> _Exercise objective_
Can you copy the data below verbatim, from the line with "742, 881, 745]" to the line with "661, 885, 671]", including both of those lines?

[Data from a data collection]
# # # #

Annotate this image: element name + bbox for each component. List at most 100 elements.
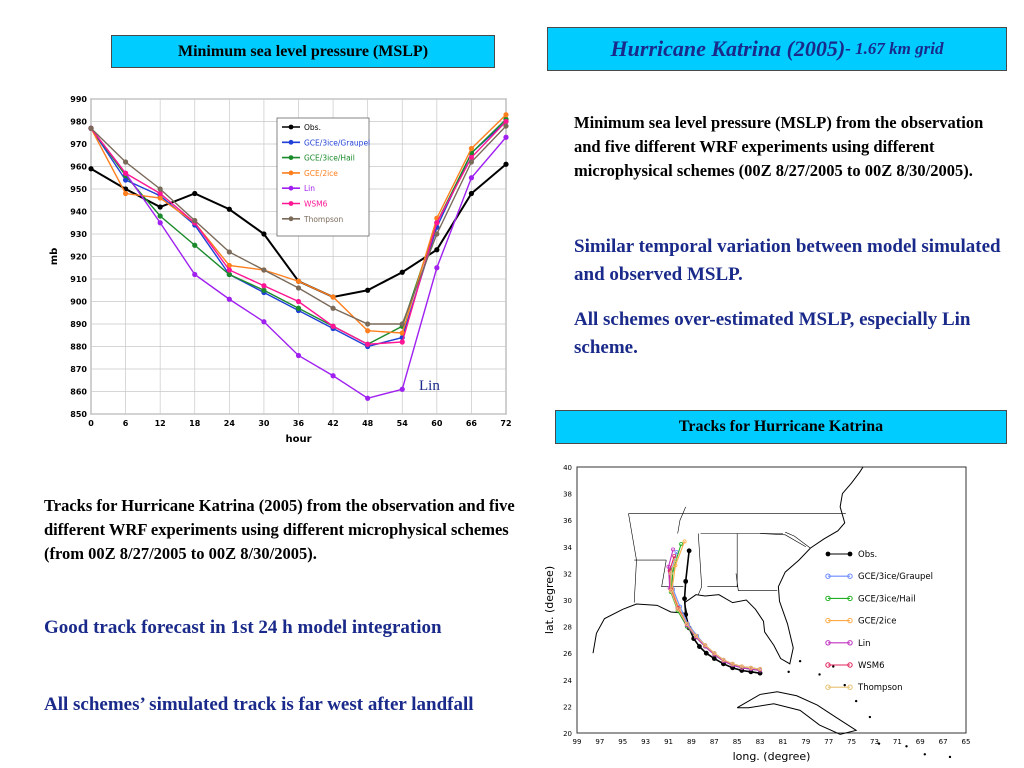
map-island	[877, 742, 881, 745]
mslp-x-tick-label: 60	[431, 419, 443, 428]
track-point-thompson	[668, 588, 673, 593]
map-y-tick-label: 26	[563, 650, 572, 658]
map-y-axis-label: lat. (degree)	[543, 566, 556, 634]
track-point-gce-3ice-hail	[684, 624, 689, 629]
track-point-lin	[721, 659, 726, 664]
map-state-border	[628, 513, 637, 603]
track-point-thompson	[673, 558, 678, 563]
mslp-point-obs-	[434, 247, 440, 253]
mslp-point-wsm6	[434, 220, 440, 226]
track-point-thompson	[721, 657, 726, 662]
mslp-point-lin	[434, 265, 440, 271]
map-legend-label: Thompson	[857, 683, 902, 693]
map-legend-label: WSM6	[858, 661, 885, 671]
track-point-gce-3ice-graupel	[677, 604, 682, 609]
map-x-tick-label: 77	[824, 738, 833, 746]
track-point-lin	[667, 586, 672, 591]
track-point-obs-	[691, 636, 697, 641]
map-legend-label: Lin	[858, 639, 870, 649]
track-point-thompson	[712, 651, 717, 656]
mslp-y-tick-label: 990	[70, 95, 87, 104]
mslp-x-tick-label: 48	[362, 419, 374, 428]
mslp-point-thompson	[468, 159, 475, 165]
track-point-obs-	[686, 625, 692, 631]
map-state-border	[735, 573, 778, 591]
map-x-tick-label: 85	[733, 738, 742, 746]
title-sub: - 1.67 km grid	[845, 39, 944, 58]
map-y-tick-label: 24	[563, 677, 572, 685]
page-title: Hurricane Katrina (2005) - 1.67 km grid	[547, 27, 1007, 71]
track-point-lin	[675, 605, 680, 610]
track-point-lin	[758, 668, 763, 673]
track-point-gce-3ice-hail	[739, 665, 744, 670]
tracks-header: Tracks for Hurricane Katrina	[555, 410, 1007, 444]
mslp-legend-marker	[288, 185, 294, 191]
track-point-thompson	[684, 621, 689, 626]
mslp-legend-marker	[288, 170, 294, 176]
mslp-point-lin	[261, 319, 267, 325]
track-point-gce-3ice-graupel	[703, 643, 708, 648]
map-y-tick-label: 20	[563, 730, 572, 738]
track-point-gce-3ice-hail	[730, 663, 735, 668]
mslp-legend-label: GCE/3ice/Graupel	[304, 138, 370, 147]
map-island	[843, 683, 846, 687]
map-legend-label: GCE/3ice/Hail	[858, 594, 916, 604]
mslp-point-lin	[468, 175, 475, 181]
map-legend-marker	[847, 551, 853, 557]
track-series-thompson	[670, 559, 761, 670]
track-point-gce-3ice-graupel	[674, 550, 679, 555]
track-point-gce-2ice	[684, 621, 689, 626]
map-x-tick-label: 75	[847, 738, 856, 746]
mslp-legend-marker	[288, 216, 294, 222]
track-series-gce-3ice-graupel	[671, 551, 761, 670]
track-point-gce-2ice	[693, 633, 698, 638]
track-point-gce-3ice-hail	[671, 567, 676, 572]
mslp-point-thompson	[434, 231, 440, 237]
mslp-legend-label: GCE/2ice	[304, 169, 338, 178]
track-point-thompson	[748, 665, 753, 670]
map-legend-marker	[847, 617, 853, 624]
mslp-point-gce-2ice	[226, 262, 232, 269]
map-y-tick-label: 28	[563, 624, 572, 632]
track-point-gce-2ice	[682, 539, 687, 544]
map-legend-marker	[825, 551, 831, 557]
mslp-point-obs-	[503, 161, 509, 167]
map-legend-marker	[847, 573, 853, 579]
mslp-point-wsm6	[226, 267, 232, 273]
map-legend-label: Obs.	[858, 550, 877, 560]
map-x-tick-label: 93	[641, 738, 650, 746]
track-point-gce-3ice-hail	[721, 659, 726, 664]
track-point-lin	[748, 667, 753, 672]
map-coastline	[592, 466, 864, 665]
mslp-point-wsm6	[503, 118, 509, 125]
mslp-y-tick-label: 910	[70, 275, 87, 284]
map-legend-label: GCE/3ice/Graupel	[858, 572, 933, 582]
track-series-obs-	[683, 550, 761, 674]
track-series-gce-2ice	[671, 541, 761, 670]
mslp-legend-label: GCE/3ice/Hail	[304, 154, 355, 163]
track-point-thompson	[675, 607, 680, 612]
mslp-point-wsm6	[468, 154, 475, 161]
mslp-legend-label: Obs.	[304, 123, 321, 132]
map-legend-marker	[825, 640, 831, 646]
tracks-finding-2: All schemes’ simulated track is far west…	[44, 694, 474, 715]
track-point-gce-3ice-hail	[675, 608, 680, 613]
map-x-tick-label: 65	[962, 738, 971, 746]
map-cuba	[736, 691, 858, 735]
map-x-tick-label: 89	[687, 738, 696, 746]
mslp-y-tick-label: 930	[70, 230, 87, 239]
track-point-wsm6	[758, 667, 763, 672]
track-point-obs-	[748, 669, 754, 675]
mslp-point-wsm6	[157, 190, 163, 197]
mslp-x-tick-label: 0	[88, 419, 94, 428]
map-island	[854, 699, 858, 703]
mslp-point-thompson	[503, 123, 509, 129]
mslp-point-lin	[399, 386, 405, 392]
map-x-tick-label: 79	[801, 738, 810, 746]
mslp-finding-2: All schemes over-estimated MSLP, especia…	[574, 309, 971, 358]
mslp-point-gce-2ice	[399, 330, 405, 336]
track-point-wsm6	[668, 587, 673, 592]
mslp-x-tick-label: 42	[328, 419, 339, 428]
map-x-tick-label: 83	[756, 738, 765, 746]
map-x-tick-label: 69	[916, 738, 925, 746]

# # # #

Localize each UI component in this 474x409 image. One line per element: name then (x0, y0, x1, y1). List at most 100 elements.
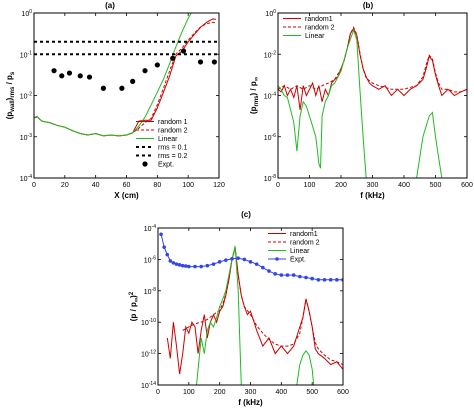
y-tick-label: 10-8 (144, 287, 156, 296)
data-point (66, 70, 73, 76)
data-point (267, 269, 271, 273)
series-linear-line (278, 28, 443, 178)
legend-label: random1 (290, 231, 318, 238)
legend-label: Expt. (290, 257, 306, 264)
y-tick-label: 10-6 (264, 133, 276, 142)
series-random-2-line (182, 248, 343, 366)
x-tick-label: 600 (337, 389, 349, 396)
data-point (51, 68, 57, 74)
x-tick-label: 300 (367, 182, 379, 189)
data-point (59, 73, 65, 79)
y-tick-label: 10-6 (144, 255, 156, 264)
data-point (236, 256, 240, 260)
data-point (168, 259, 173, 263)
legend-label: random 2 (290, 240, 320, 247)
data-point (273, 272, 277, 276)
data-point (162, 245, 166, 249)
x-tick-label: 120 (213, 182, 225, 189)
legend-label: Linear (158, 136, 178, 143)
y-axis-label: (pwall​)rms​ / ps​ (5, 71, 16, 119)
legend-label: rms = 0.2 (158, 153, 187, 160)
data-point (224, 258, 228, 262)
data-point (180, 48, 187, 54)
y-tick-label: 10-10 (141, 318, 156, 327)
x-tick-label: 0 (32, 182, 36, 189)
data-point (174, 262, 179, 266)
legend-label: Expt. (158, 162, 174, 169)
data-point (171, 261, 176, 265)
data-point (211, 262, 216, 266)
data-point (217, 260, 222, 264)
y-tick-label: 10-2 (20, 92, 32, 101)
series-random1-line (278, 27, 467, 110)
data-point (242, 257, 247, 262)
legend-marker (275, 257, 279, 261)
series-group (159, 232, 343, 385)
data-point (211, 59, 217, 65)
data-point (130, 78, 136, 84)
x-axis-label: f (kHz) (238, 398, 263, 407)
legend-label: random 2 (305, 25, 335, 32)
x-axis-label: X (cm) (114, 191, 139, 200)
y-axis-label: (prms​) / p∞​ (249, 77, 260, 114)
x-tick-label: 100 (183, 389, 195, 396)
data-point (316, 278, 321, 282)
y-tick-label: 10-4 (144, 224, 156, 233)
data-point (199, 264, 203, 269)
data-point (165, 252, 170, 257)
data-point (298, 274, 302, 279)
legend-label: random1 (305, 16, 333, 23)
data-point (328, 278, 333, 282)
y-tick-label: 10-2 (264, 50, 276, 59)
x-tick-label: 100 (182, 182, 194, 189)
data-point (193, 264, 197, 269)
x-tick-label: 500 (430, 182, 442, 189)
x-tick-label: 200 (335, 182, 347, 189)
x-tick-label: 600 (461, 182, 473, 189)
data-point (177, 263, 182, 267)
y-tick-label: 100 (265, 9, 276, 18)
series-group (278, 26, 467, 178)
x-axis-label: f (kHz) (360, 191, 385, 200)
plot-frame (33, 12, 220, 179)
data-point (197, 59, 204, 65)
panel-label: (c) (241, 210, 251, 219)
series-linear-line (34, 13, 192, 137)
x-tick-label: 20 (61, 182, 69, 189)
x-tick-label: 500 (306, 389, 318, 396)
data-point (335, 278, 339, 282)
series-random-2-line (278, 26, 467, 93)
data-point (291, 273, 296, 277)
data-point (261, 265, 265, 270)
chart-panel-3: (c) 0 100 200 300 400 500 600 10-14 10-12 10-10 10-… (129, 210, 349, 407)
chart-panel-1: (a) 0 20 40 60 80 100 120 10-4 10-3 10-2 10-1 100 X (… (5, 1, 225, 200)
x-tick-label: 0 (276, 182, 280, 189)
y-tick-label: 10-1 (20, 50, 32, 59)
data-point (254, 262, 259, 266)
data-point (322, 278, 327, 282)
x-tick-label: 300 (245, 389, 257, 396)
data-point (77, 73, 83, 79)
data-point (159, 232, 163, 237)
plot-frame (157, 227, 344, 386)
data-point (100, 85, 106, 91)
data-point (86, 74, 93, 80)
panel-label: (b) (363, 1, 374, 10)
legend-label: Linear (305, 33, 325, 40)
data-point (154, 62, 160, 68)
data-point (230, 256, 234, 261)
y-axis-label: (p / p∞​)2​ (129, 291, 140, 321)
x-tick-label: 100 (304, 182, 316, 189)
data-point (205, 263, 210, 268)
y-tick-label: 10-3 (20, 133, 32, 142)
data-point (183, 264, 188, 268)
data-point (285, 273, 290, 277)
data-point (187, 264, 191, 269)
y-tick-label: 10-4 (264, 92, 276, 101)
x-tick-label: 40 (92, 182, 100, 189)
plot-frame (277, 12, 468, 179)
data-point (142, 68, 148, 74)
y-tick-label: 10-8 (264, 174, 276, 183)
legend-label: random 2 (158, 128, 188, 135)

# # # #

> _Answer in full_
map-island	[877, 742, 881, 745]
mslp-x-tick-label: 60	[431, 419, 443, 428]
track-point-thompson	[668, 588, 673, 593]
map-y-tick-label: 26	[563, 650, 572, 658]
map-y-axis-label: lat. (degree)	[543, 566, 556, 634]
track-point-gce-3ice-hail	[684, 624, 689, 629]
track-point-lin	[721, 659, 726, 664]
map-state-border	[628, 513, 637, 603]
track-point-thompson	[673, 558, 678, 563]
mslp-point-obs-	[434, 247, 440, 253]
mslp-point-wsm6	[434, 220, 440, 226]
track-point-thompson	[721, 657, 726, 662]
mslp-point-lin	[434, 265, 440, 271]
map-legend-label: Thompson	[857, 683, 902, 693]
map-legend-label: WSM6	[858, 661, 885, 671]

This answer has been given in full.